What you are asked to do: Every record should be written out exactly, please.

___ Raw data ___

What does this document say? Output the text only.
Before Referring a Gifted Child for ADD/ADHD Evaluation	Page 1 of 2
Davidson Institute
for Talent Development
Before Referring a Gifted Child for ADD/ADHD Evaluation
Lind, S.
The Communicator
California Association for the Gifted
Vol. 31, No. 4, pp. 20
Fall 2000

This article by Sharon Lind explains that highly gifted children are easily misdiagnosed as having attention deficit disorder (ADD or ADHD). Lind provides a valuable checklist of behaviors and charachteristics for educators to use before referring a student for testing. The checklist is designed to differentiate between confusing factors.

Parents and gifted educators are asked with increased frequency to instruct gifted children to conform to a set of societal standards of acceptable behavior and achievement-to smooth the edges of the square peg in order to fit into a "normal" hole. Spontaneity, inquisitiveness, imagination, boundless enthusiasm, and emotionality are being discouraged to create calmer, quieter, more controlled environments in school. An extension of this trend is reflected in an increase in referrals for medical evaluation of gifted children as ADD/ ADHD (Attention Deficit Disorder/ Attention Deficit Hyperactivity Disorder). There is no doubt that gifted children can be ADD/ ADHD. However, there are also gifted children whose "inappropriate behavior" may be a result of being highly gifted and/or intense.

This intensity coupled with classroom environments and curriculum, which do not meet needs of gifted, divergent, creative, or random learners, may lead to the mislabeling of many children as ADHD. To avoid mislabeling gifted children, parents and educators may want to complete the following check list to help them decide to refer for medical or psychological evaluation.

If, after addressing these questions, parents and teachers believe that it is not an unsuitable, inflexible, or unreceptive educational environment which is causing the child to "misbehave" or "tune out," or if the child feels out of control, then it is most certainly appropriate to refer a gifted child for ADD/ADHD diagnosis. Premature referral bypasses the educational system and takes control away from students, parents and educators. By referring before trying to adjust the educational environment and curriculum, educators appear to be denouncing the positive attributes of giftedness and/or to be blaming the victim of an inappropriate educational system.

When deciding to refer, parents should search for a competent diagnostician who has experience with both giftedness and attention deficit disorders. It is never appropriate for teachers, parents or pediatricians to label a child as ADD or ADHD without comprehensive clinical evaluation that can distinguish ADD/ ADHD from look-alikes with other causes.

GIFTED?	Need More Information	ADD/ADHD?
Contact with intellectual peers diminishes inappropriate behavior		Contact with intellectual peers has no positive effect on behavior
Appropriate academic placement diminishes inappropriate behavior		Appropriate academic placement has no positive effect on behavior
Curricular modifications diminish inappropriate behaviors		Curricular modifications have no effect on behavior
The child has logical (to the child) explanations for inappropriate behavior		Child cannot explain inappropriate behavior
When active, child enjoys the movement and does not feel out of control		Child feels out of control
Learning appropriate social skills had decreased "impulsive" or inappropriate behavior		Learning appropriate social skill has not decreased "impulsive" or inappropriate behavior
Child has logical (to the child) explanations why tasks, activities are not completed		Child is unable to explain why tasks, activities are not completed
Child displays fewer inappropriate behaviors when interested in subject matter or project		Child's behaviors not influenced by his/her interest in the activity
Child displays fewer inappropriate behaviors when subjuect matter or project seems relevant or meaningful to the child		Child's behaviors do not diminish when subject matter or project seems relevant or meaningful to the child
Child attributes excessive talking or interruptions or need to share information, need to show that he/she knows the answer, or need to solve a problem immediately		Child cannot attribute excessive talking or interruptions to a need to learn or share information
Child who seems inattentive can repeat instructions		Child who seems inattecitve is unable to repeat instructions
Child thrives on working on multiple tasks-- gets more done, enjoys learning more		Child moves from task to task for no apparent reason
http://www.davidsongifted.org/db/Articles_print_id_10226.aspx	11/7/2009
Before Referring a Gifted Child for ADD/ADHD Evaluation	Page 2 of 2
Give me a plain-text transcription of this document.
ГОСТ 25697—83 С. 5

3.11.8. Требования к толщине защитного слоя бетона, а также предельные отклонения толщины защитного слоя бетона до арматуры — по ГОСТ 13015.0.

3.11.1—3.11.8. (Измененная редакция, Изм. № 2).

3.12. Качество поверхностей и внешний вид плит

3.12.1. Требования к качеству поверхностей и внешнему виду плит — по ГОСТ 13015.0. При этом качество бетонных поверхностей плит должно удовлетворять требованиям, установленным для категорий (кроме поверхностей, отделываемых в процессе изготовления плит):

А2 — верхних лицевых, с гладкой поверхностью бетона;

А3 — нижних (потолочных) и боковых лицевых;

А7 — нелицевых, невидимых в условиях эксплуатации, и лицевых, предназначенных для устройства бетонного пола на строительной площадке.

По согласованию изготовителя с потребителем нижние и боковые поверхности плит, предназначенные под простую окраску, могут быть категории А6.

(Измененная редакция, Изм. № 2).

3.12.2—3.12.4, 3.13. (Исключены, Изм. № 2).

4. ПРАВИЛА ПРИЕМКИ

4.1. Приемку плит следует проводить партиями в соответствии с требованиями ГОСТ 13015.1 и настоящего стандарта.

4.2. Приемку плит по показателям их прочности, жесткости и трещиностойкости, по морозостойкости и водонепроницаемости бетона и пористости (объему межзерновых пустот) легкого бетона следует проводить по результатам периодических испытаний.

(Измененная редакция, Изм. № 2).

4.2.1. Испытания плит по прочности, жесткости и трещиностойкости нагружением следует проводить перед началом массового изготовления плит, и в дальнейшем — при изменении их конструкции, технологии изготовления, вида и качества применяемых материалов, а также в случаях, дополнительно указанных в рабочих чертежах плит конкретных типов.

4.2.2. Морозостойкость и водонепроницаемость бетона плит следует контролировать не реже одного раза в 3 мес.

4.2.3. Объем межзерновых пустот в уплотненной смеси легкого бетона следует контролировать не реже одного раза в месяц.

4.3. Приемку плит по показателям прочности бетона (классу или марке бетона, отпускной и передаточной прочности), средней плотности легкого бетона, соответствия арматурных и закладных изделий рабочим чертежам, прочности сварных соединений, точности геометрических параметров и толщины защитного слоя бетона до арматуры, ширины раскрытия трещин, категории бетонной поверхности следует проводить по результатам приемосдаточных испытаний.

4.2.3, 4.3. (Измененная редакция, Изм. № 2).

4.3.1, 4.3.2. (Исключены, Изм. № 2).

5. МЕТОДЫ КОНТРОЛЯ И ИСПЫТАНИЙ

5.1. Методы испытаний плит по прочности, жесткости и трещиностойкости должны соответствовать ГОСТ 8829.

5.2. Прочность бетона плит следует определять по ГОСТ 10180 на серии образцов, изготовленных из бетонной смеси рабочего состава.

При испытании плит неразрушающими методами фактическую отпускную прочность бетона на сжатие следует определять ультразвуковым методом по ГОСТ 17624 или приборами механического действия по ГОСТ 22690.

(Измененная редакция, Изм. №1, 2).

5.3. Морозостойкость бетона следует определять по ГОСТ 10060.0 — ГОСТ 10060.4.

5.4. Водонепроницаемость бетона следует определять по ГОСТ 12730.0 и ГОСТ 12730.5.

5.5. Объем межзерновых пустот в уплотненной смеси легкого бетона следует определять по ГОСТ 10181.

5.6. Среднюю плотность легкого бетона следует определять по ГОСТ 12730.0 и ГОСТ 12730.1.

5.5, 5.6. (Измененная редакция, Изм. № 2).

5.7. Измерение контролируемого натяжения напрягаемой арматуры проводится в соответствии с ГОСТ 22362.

___

The solution:
What does this document say? Output the text only.
Before Referring a Gifted Child for ADD/ADHD Evaluation	Page 1 of 2
Davidson Institute
for Talent Development
Before Referring a Gifted Child for ADD/ADHD Evaluation
Lind, S.
The Communicator
California Association for the Gifted
Vol. 31, No. 4, pp. 20
Fall 2000

This article by Sharon Lind explains that highly gifted children are easily misdiagnosed as having attention deficit disorder (ADD or ADHD). Lind provides a valuable checklist of behaviors and charachteristics for educators to use before referring a student for testing. The checklist is designed to differentiate between confusing factors.

Parents and gifted educators are asked with increased frequency to instruct gifted children to conform to a set of societal standards of acceptable behavior and achievement-to smooth the edges of the square peg in order to fit into a "normal" hole. Spontaneity, inquisitiveness, imagination, boundless enthusiasm, and emotionality are being discouraged to create calmer, quieter, more controlled environments in school. An extension of this trend is reflected in an increase in referrals for medical evaluation of gifted children as ADD/ ADHD (Attention Deficit Disorder/ Attention Deficit Hyperactivity Disorder). There is no doubt that gifted children can be ADD/ ADHD. However, there are also gifted children whose "inappropriate behavior" may be a result of being highly gifted and/or intense.

This intensity coupled with classroom environments and curriculum, which do not meet needs of gifted, divergent, creative, or random learners, may lead to the mislabeling of many children as ADHD. To avoid mislabeling gifted children, parents and educators may want to complete the following check list to help them decide to refer for medical or psychological evaluation.

If, after addressing these questions, parents and teachers believe that it is not an unsuitable, inflexible, or unreceptive educational environment which is causing the child to "misbehave" or "tune out," or if the child feels out of control, then it is most certainly appropriate to refer a gifted child for ADD/ADHD diagnosis. Premature referral bypasses the educational system and takes control away from students, parents and educators. By referring before trying to adjust the educational environment and curriculum, educators appear to be denouncing the positive attributes of giftedness and/or to be blaming the victim of an inappropriate educational system.

When deciding to refer, parents should search for a competent diagnostician who has experience with both giftedness and attention deficit disorders. It is never appropriate for teachers, parents or pediatricians to label a child as ADD or ADHD without comprehensive clinical evaluation that can distinguish ADD/ ADHD from look-alikes with other causes.

GIFTED?	Need More Information	ADD/ADHD?
Contact with intellectual peers diminishes inappropriate behavior		Contact with intellectual peers has no positive effect on behavior
Appropriate academic placement diminishes inappropriate behavior		Appropriate academic placement has no positive effect on behavior
Curricular modifications diminish inappropriate behaviors		Curricular modifications have no effect on behavior
The child has logical (to the child) explanations for inappropriate behavior		Child cannot explain inappropriate behavior
When active, child enjoys the movement and does not feel out of control		Child feels out of control
Learning appropriate social skills had decreased "impulsive" or inappropriate behavior		Learning appropriate social skill has not decreased "impulsive" or inappropriate behavior
Child has logical (to the child) explanations why tasks, activities are not completed		Child is unable to explain why tasks, activities are not completed
Child displays fewer inappropriate behaviors when interested in subject matter or project		Child's behaviors not influenced by his/her interest in the activity
Child displays fewer inappropriate behaviors when subjuect matter or project seems relevant or meaningful to the child		Child's behaviors do not diminish when subject matter or project seems relevant or meaningful to the child
Child attributes excessive talking or interruptions or need to share information, need to show that he/she knows the answer, or need to solve a problem immediately		Child cannot attribute excessive talking or interruptions to a need to learn or share information
Child who seems inattentive can repeat instructions		Child who seems inattecitve is unable to repeat instructions
Child thrives on working on multiple tasks-- gets more done, enjoys learning more		Child moves from task to task for no apparent reason
http://www.davidsongifted.org/db/Articles_print_id_10226.aspx	11/7/2009
Before Referring a Gifted Child for ADD/ADHD Evaluation	Page 2 of 2
Give me a plain-text transcription of this document.
ГОСТ 25697—83 С. 5

3.11.8. Требования к толщине защитного слоя бетона, а также предельные отклонения толщины защитного слоя бетона до арматуры — по ГОСТ 13015.0.

3.11.1—3.11.8. (Измененная редакция, Изм. № 2).

3.12. Качество поверхностей и внешний вид плит

3.12.1. Требования к качеству поверхностей и внешнему виду плит — по ГОСТ 13015.0. При этом качество бетонных поверхностей плит должно удовлетворять требованиям, установленным для категорий (кроме поверхностей, отделываемых в процессе изготовления плит):

А2 — верхних лицевых, с гладкой поверхностью бетона;

А3 — нижних (потолочных) и боковых лицевых;

А7 — нелицевых, невидимых в условиях эксплуатации, и лицевых, предназначенных для устройства бетонного пола на строительной площадке.

По согласованию изготовителя с потребителем нижние и боковые поверхности плит, предназначенные под простую окраску, могут быть категории А6.

(Измененная редакция, Изм. № 2).

3.12.2—3.12.4, 3.13. (Исключены, Изм. № 2).

4. ПРАВИЛА ПРИЕМКИ

4.1. Приемку плит следует проводить партиями в соответствии с требованиями ГОСТ 13015.1 и настоящего стандарта.

4.2. Приемку плит по показателям их прочности, жесткости и трещиностойкости, по морозостойкости и водонепроницаемости бетона и пористости (объему межзерновых пустот) легкого бетона следует проводить по результатам периодических испытаний.

(Измененная редакция, Изм. № 2).

4.2.1. Испытания плит по прочности, жесткости и трещиностойкости нагружением следует проводить перед началом массового изготовления плит, и в дальнейшем — при изменении их конструкции, технологии изготовления, вида и качества применяемых материалов, а также в случаях, дополнительно указанных в рабочих чертежах плит конкретных типов.

4.2.2. Морозостойкость и водонепроницаемость бетона плит следует контролировать не реже одного раза в 3 мес.

4.2.3. Объем межзерновых пустот в уплотненной смеси легкого бетона следует контролировать не реже одного раза в месяц.

4.3. Приемку плит по показателям прочности бетона (классу или марке бетона, отпускной и передаточной прочности), средней плотности легкого бетона, соответствия арматурных и закладных изделий рабочим чертежам, прочности сварных соединений, точности геометрических параметров и толщины защитного слоя бетона до арматуры, ширины раскрытия трещин, категории бетонной поверхности следует проводить по результатам приемосдаточных испытаний.

4.2.3, 4.3. (Измененная редакция, Изм. № 2).

4.3.1, 4.3.2. (Исключены, Изм. № 2).

5. МЕТОДЫ КОНТРОЛЯ И ИСПЫТАНИЙ

5.1. Методы испытаний плит по прочности, жесткости и трещиностойкости должны соответствовать ГОСТ 8829.

5.2. Прочность бетона плит следует определять по ГОСТ 10180 на серии образцов, изготовленных из бетонной смеси рабочего состава.

При испытании плит неразрушающими методами фактическую отпускную прочность бетона на сжатие следует определять ультразвуковым методом по ГОСТ 17624 или приборами механического действия по ГОСТ 22690.

(Измененная редакция, Изм. №1, 2).

5.3. Морозостойкость бетона следует определять по ГОСТ 10060.0 — ГОСТ 10060.4.

5.4. Водонепроницаемость бетона следует определять по ГОСТ 12730.0 и ГОСТ 12730.5.

5.5. Объем межзерновых пустот в уплотненной смеси легкого бетона следует определять по ГОСТ 10181.

5.6. Среднюю плотность легкого бетона следует определять по ГОСТ 12730.0 и ГОСТ 12730.1.

5.5, 5.6. (Измененная редакция, Изм. № 2).

5.7. Измерение контролируемого натяжения напрягаемой арматуры проводится в соответствии с ГОСТ 22362.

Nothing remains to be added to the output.